Set all the material down again unchanged, without the pictures.

* start Dataset excerpts *

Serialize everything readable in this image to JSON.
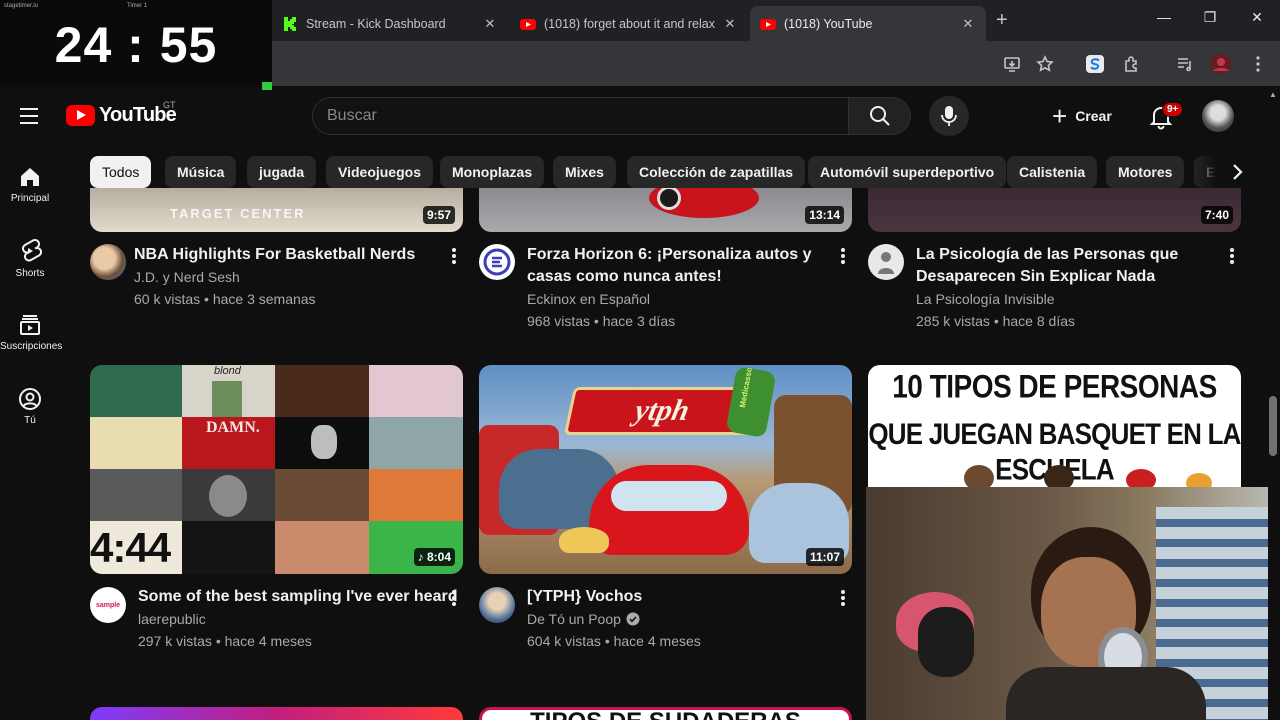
{
  "timer": {
    "app_name": "stagetimer.io",
    "timer_name": "Timer 1",
    "time": "24 : 55"
  },
  "browser": {
    "tabs": [
      {
        "title": "Stream - Kick Dashboard",
        "favicon_color": "#53fc18"
      },
      {
        "title": "(1018) forget about it and relax",
        "favicon_color": "#ff0000"
      },
      {
        "title": "(1018) YouTube",
        "favicon_color": "#ff0000"
      }
    ],
    "new_tab": "+",
    "window": {
      "minimize": "—",
      "maximize": "❐",
      "close": "✕"
    }
  },
  "header": {
    "logo": "YouTube",
    "country": "GT",
    "search_placeholder": "Buscar",
    "create_label": "Crear",
    "notifications_badge": "9+"
  },
  "chips": [
    "Todos",
    "Música",
    "jugada",
    "Videojuegos",
    "Monoplazas",
    "Mixes",
    "Colección de zapatillas",
    "Automóvil superdeportivo",
    "Calistenia",
    "Motores",
    "En"
  ],
  "sidebar": [
    {
      "label": "Principal",
      "icon": "home-icon"
    },
    {
      "label": "Shorts",
      "icon": "shorts-icon"
    },
    {
      "label": "Suscripciones",
      "icon": "subscriptions-icon"
    },
    {
      "label": "Tú",
      "icon": "you-icon"
    }
  ],
  "videos_row1": [
    {
      "title_lines": [
        "NBA Highlights For Basketball Nerds"
      ],
      "channel": "J.D. y Nerd Sesh",
      "stats": "60 k vistas • hace 3 semanas",
      "duration": "9:57",
      "thumb_text": "TARGET CENTER"
    },
    {
      "title_lines": [
        "Forza Horizon 6: ¡Personaliza autos y",
        "casas como nunca antes!"
      ],
      "channel": "Eckinox en Español",
      "stats": "968 vistas • hace 3 días",
      "duration": "13:14"
    },
    {
      "title_lines": [
        "La Psicología de las Personas que",
        "Desaparecen Sin Explicar Nada"
      ],
      "channel": "La Psicología Invisible",
      "stats": "285 k vistas • hace 8 días",
      "duration": "7:40"
    }
  ],
  "videos_row2": [
    {
      "title_lines": [
        "Some of the best sampling I've ever heard"
      ],
      "channel": "laerepublic",
      "stats": "297 k vistas • hace 4 meses",
      "duration": "8:04",
      "thumb_texts": [
        "blond",
        "DAMN.",
        "4:44"
      ],
      "channel_avatar_text": "sample"
    },
    {
      "title_lines": [
        "[YTPH} Vochos"
      ],
      "channel": "De Tó un Poop",
      "stats": "604 k vistas • hace 4 meses",
      "duration": "11:07",
      "thumb_text": "ytph",
      "thumb_can_text": "Medicasso"
    },
    {
      "title_lines": [],
      "thumb_lines": [
        "10 TIPOS DE PERSONAS",
        "QUE JUEGAN BASQUET EN LA ESCUELA"
      ]
    }
  ],
  "row3_thumb_text": "TIPOS DE SUDADERAS",
  "colors": {
    "bg": "#0f0f0f",
    "chip": "#272727",
    "brand_red": "#ff0000",
    "meta_text": "#aaaaaa"
  }
}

* end Dataset excerpts *

## Task result
Serialize everything readable in this image to JSON.
{
  "timer": {
    "app_name": "stagetimer.io",
    "timer_name": "Timer 1",
    "time": "24 : 55"
  },
  "browser": {
    "tabs": [
      {
        "title": "Stream - Kick Dashboard",
        "favicon_color": "#53fc18"
      },
      {
        "title": "(1018) forget about it and relax",
        "favicon_color": "#ff0000"
      },
      {
        "title": "(1018) YouTube",
        "favicon_color": "#ff0000"
      }
    ],
    "new_tab": "+",
    "window": {
      "minimize": "—",
      "maximize": "❐",
      "close": "✕"
    }
  },
  "header": {
    "logo": "YouTube",
    "country": "GT",
    "search_placeholder": "Buscar",
    "create_label": "Crear",
    "notifications_badge": "9+"
  },
  "chips": [
    "Todos",
    "Música",
    "jugada",
    "Videojuegos",
    "Monoplazas",
    "Mixes",
    "Colección de zapatillas",
    "Automóvil superdeportivo",
    "Calistenia",
    "Motores",
    "En"
  ],
  "sidebar": [
    {
      "label": "Principal",
      "icon": "home-icon"
    },
    {
      "label": "Shorts",
      "icon": "shorts-icon"
    },
    {
      "label": "Suscripciones",
      "icon": "subscriptions-icon"
    },
    {
      "label": "Tú",
      "icon": "you-icon"
    }
  ],
  "videos_row1": [
    {
      "title_lines": [
        "NBA Highlights For Basketball Nerds"
      ],
      "channel": "J.D. y Nerd Sesh",
      "stats": "60 k vistas • hace 3 semanas",
      "duration": "9:57",
      "thumb_text": "TARGET CENTER"
    },
    {
      "title_lines": [
        "Forza Horizon 6: ¡Personaliza autos y",
        "casas como nunca antes!"
      ],
      "channel": "Eckinox en Español",
      "stats": "968 vistas • hace 3 días",
      "duration": "13:14"
    },
    {
      "title_lines": [
        "La Psicología de las Personas que",
        "Desaparecen Sin Explicar Nada"
      ],
      "channel": "La Psicología Invisible",
      "stats": "285 k vistas • hace 8 días",
      "duration": "7:40"
    }
  ],
  "videos_row2": [
    {
      "title_lines": [
        "Some of the best sampling I've ever heard"
      ],
      "channel": "laerepublic",
      "stats": "297 k vistas • hace 4 meses",
      "duration": "8:04",
      "thumb_texts": [
        "blond",
        "DAMN.",
        "4:44"
      ],
      "channel_avatar_text": "sample"
    },
    {
      "title_lines": [
        "[YTPH} Vochos"
      ],
      "channel": "De Tó un Poop",
      "stats": "604 k vistas • hace 4 meses",
      "duration": "11:07",
      "thumb_text": "ytph",
      "thumb_can_text": "Medicasso"
    },
    {
      "title_lines": [],
      "thumb_lines": [
        "10 TIPOS DE PERSONAS",
        "QUE JUEGAN BASQUET EN LA ESCUELA"
      ]
    }
  ],
  "row3_thumb_text": "TIPOS DE SUDADERAS",
  "colors": {
    "bg": "#0f0f0f",
    "chip": "#272727",
    "brand_red": "#ff0000",
    "meta_text": "#aaaaaa"
  }
}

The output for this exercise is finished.